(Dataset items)
------------------------------------

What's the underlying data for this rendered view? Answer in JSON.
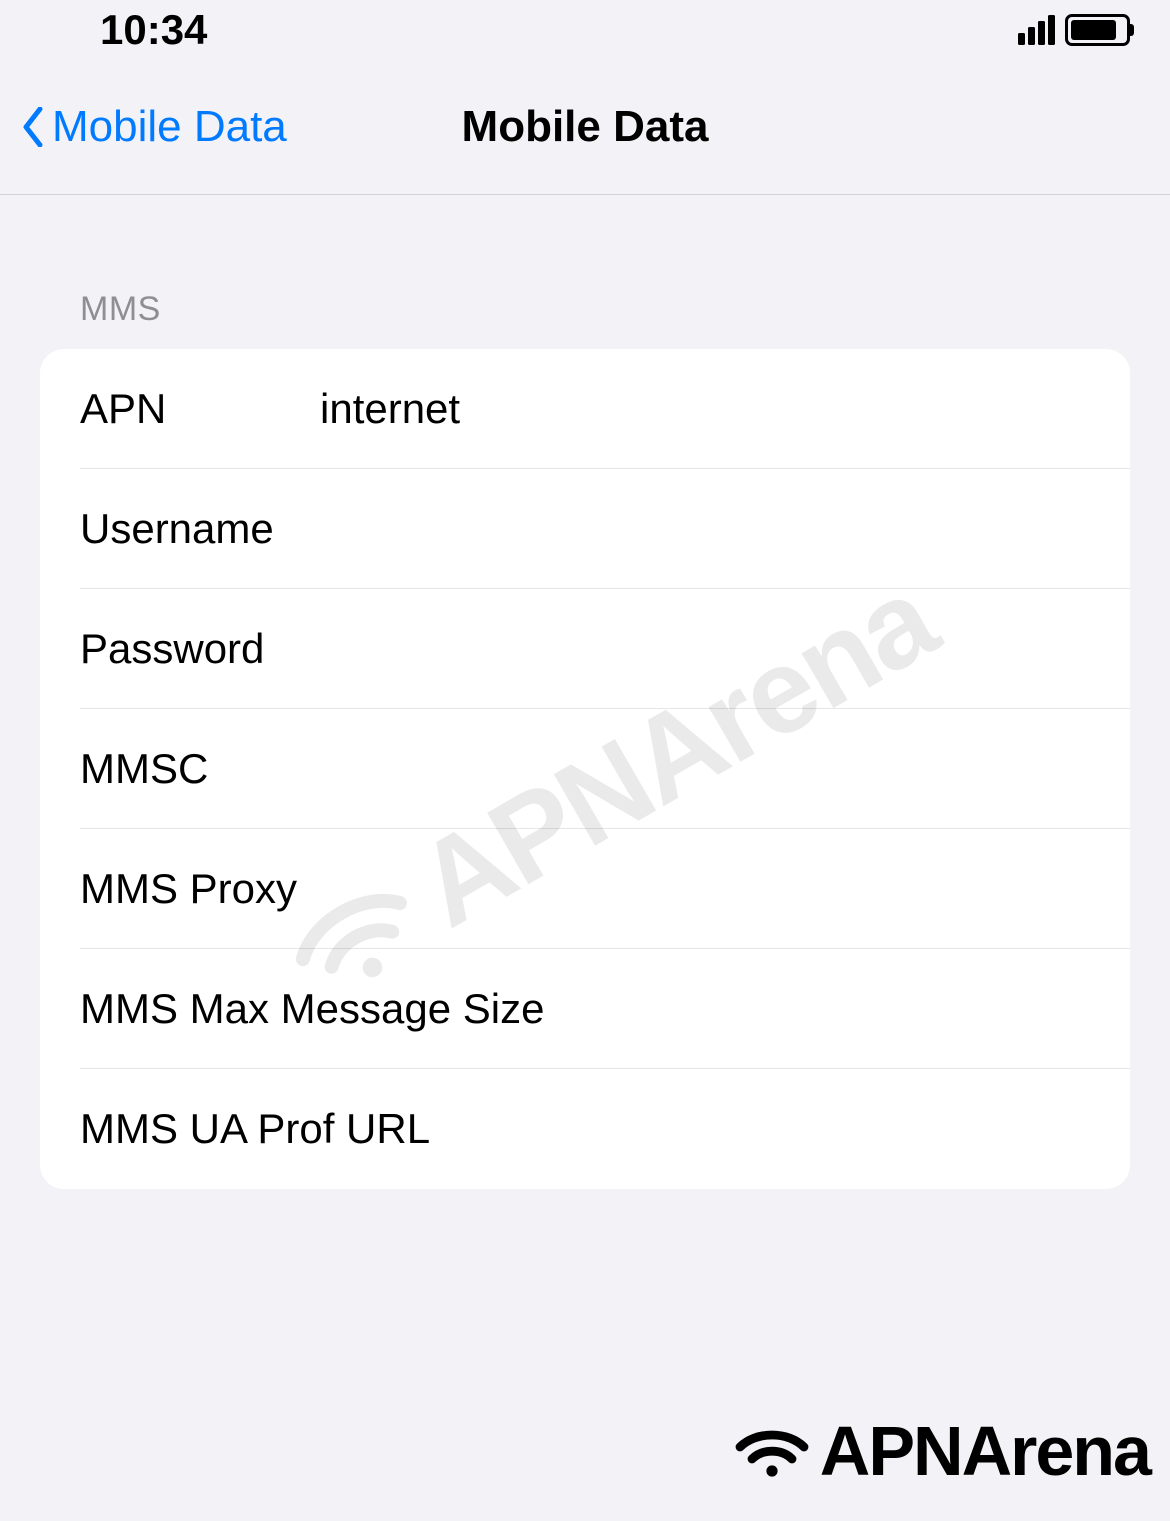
{
  "status_bar": {
    "time": "10:34"
  },
  "nav": {
    "back_label": "Mobile Data",
    "title": "Mobile Data"
  },
  "section": {
    "header": "MMS",
    "fields": [
      {
        "label": "APN",
        "value": "internet"
      },
      {
        "label": "Username",
        "value": ""
      },
      {
        "label": "Password",
        "value": ""
      },
      {
        "label": "MMSC",
        "value": ""
      },
      {
        "label": "MMS Proxy",
        "value": ""
      },
      {
        "label": "MMS Max Message Size",
        "value": ""
      },
      {
        "label": "MMS UA Prof URL",
        "value": ""
      }
    ]
  },
  "branding": {
    "watermark": "APNArena",
    "footer": "APNArena"
  }
}
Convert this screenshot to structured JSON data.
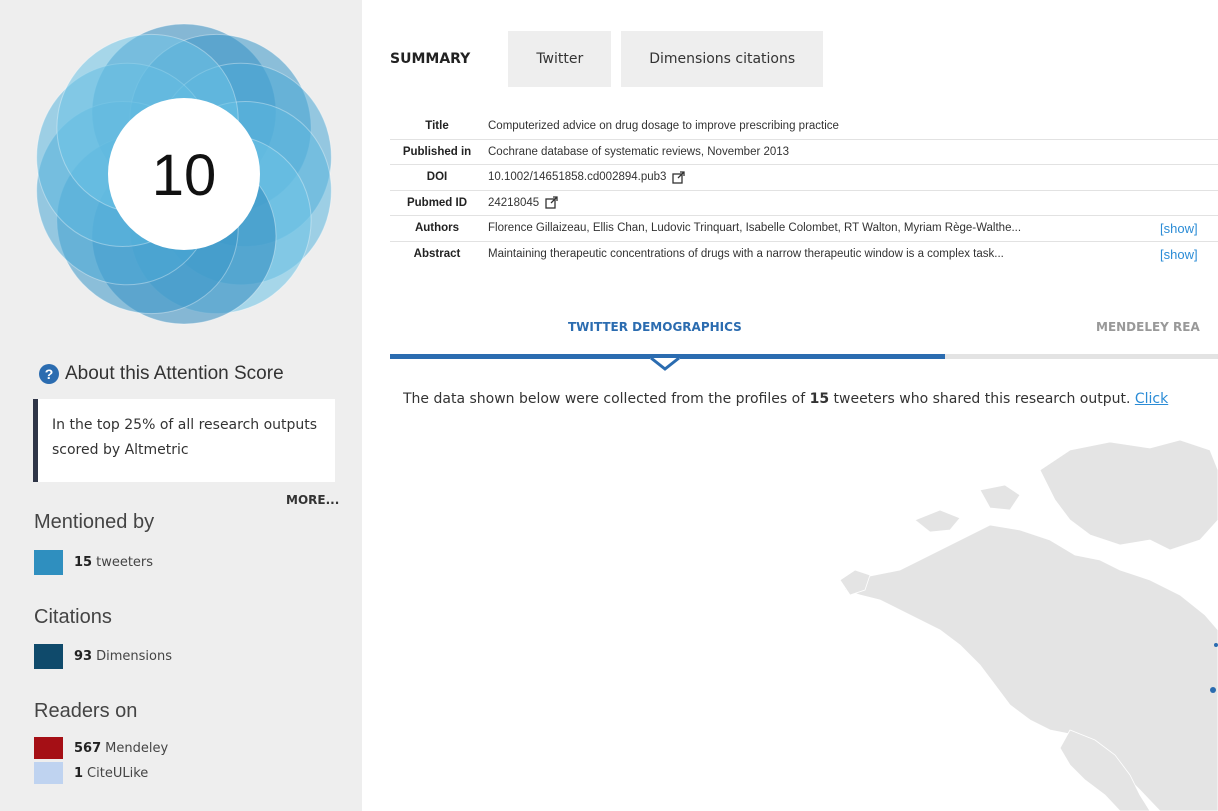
{
  "score": {
    "value": "10",
    "colors": [
      "#2f8bbf",
      "#3a98c9",
      "#4aa8d6",
      "#5bb6df",
      "#6cc3e6"
    ]
  },
  "about": {
    "title": "About this Attention Score",
    "box_text": "In the top 25% of all research outputs scored by Altmetric",
    "more": "MORE..."
  },
  "mentioned_by": {
    "heading": "Mentioned by",
    "items": [
      {
        "count": "15",
        "label": "tweeters",
        "color": "#2f8fbf"
      }
    ]
  },
  "citations": {
    "heading": "Citations",
    "items": [
      {
        "count": "93",
        "label": "Dimensions",
        "color": "#0f4a6b"
      }
    ]
  },
  "readers": {
    "heading": "Readers on",
    "items": [
      {
        "count": "567",
        "label": "Mendeley",
        "color": "#a50f15"
      },
      {
        "count": "1",
        "label": "CiteULike",
        "color": "#bfd3f0"
      }
    ]
  },
  "tabs": [
    {
      "label": "SUMMARY",
      "active": true
    },
    {
      "label": "Twitter",
      "active": false
    },
    {
      "label": "Dimensions citations",
      "active": false
    }
  ],
  "summary": {
    "title_label": "Title",
    "title": "Computerized advice on drug dosage to improve prescribing practice",
    "published_label": "Published in",
    "published": "Cochrane database of systematic reviews, November 2013",
    "doi_label": "DOI",
    "doi": "10.1002/14651858.cd002894.pub3",
    "pubmed_label": "Pubmed ID",
    "pubmed": "24218045",
    "authors_label": "Authors",
    "authors": "Florence Gillaizeau, Ellis Chan, Ludovic Trinquart, Isabelle Colombet, RT Walton, Myriam Rège-Walthe...",
    "abstract_label": "Abstract",
    "abstract": "Maintaining therapeutic concentrations of drugs with a narrow therapeutic window is a complex task...",
    "show_label": "[show]"
  },
  "demographics": {
    "tab1": "TWITTER DEMOGRAPHICS",
    "tab2": "MENDELEY REA",
    "desc_before": "The data shown below were collected from the profiles of ",
    "desc_count": "15",
    "desc_after": " tweeters who shared this research output. ",
    "desc_link": "Click"
  }
}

------------------------------------

-- WHAT IS EXPECTED --
Repeat all of the data above word for word, minus the pictures.

-- ANSWER TO THE PROBLEM --
What's the underlying data for this rendered view? Answer in JSON.
{
  "status_bar": {
    "time": "10:34"
  },
  "nav": {
    "back_label": "Mobile Data",
    "title": "Mobile Data"
  },
  "section": {
    "header": "MMS",
    "fields": [
      {
        "label": "APN",
        "value": "internet"
      },
      {
        "label": "Username",
        "value": ""
      },
      {
        "label": "Password",
        "value": ""
      },
      {
        "label": "MMSC",
        "value": ""
      },
      {
        "label": "MMS Proxy",
        "value": ""
      },
      {
        "label": "MMS Max Message Size",
        "value": ""
      },
      {
        "label": "MMS UA Prof URL",
        "value": ""
      }
    ]
  },
  "branding": {
    "watermark": "APNArena",
    "footer": "APNArena"
  }
}
Convert this screenshot to structured JSON data.
{
  "score": {
    "value": "10",
    "colors": [
      "#2f8bbf",
      "#3a98c9",
      "#4aa8d6",
      "#5bb6df",
      "#6cc3e6"
    ]
  },
  "about": {
    "title": "About this Attention Score",
    "box_text": "In the top 25% of all research outputs scored by Altmetric",
    "more": "MORE..."
  },
  "mentioned_by": {
    "heading": "Mentioned by",
    "items": [
      {
        "count": "15",
        "label": "tweeters",
        "color": "#2f8fbf"
      }
    ]
  },
  "citations": {
    "heading": "Citations",
    "items": [
      {
        "count": "93",
        "label": "Dimensions",
        "color": "#0f4a6b"
      }
    ]
  },
  "readers": {
    "heading": "Readers on",
    "items": [
      {
        "count": "567",
        "label": "Mendeley",
        "color": "#a50f15"
      },
      {
        "count": "1",
        "label": "CiteULike",
        "color": "#bfd3f0"
      }
    ]
  },
  "tabs": [
    {
      "label": "SUMMARY",
      "active": true
    },
    {
      "label": "Twitter",
      "active": false
    },
    {
      "label": "Dimensions citations",
      "active": false
    }
  ],
  "summary": {
    "title_label": "Title",
    "title": "Computerized advice on drug dosage to improve prescribing practice",
    "published_label": "Published in",
    "published": "Cochrane database of systematic reviews, November 2013",
    "doi_label": "DOI",
    "doi": "10.1002/14651858.cd002894.pub3",
    "pubmed_label": "Pubmed ID",
    "pubmed": "24218045",
    "authors_label": "Authors",
    "authors": "Florence Gillaizeau, Ellis Chan, Ludovic Trinquart, Isabelle Colombet, RT Walton, Myriam Rège-Walthe...",
    "abstract_label": "Abstract",
    "abstract": "Maintaining therapeutic concentrations of drugs with a narrow therapeutic window is a complex task...",
    "show_label": "[show]"
  },
  "demographics": {
    "tab1": "TWITTER DEMOGRAPHICS",
    "tab2": "MENDELEY REA",
    "desc_before": "The data shown below were collected from the profiles of ",
    "desc_count": "15",
    "desc_after": " tweeters who shared this research output. ",
    "desc_link": "Click"
  }
}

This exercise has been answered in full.